Your task is to print all of the data word for word.

Dataset entries on figures:
- - -
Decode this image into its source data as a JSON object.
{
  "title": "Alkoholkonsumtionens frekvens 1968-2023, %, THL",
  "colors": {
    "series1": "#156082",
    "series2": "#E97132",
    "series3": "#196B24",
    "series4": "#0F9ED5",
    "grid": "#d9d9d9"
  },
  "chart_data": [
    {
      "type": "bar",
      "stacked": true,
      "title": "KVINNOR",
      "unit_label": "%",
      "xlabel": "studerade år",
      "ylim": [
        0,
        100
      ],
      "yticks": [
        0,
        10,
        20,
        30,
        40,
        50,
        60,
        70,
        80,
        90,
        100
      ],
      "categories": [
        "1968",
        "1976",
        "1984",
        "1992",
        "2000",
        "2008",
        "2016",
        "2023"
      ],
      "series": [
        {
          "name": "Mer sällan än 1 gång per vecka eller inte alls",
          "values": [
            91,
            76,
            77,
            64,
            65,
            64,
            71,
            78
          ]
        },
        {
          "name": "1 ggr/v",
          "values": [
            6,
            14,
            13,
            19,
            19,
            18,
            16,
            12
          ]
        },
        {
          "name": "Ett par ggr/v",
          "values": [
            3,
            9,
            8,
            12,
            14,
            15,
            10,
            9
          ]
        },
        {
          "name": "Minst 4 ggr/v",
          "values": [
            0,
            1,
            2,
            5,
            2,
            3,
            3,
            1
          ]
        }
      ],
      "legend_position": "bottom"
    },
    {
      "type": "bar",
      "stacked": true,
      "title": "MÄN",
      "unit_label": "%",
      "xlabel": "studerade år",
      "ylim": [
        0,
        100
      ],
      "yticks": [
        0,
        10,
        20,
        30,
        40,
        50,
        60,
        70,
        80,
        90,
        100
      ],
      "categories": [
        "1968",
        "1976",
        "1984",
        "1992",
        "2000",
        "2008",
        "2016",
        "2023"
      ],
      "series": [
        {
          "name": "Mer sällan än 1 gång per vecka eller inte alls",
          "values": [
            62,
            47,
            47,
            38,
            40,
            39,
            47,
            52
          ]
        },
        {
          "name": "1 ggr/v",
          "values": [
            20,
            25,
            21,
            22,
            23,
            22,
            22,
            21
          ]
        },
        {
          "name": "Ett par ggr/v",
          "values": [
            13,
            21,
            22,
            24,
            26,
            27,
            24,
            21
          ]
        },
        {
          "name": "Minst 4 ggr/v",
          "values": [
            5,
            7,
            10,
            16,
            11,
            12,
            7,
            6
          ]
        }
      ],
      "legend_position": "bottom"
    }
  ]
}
- - -
**ANSWER FOR THIS EXERCISE**:
Decode this image into its source data as a JSON object.
{
  "title": "Alkoholkonsumtionens frekvens 1968-2023, %, THL",
  "colors": {
    "series1": "#156082",
    "series2": "#E97132",
    "series3": "#196B24",
    "series4": "#0F9ED5",
    "grid": "#d9d9d9"
  },
  "chart_data": [
    {
      "type": "bar",
      "stacked": true,
      "title": "KVINNOR",
      "unit_label": "%",
      "xlabel": "studerade år",
      "ylim": [
        0,
        100
      ],
      "yticks": [
        0,
        10,
        20,
        30,
        40,
        50,
        60,
        70,
        80,
        90,
        100
      ],
      "categories": [
        "1968",
        "1976",
        "1984",
        "1992",
        "2000",
        "2008",
        "2016",
        "2023"
      ],
      "series": [
        {
          "name": "Mer sällan än 1 gång per vecka eller inte alls",
          "values": [
            91,
            76,
            77,
            64,
            65,
            64,
            71,
            78
          ]
        },
        {
          "name": "1 ggr/v",
          "values": [
            6,
            14,
            13,
            19,
            19,
            18,
            16,
            12
          ]
        },
        {
          "name": "Ett par ggr/v",
          "values": [
            3,
            9,
            8,
            12,
            14,
            15,
            10,
            9
          ]
        },
        {
          "name": "Minst 4 ggr/v",
          "values": [
            0,
            1,
            2,
            5,
            2,
            3,
            3,
            1
          ]
        }
      ],
      "legend_position": "bottom"
    },
    {
      "type": "bar",
      "stacked": true,
      "title": "MÄN",
      "unit_label": "%",
      "xlabel": "studerade år",
      "ylim": [
        0,
        100
      ],
      "yticks": [
        0,
        10,
        20,
        30,
        40,
        50,
        60,
        70,
        80,
        90,
        100
      ],
      "categories": [
        "1968",
        "1976",
        "1984",
        "1992",
        "2000",
        "2008",
        "2016",
        "2023"
      ],
      "series": [
        {
          "name": "Mer sällan än 1 gång per vecka eller inte alls",
          "values": [
            62,
            47,
            47,
            38,
            40,
            39,
            47,
            52
          ]
        },
        {
          "name": "1 ggr/v",
          "values": [
            20,
            25,
            21,
            22,
            23,
            22,
            22,
            21
          ]
        },
        {
          "name": "Ett par ggr/v",
          "values": [
            13,
            21,
            22,
            24,
            26,
            27,
            24,
            21
          ]
        },
        {
          "name": "Minst 4 ggr/v",
          "values": [
            5,
            7,
            10,
            16,
            11,
            12,
            7,
            6
          ]
        }
      ],
      "legend_position": "bottom"
    }
  ]
}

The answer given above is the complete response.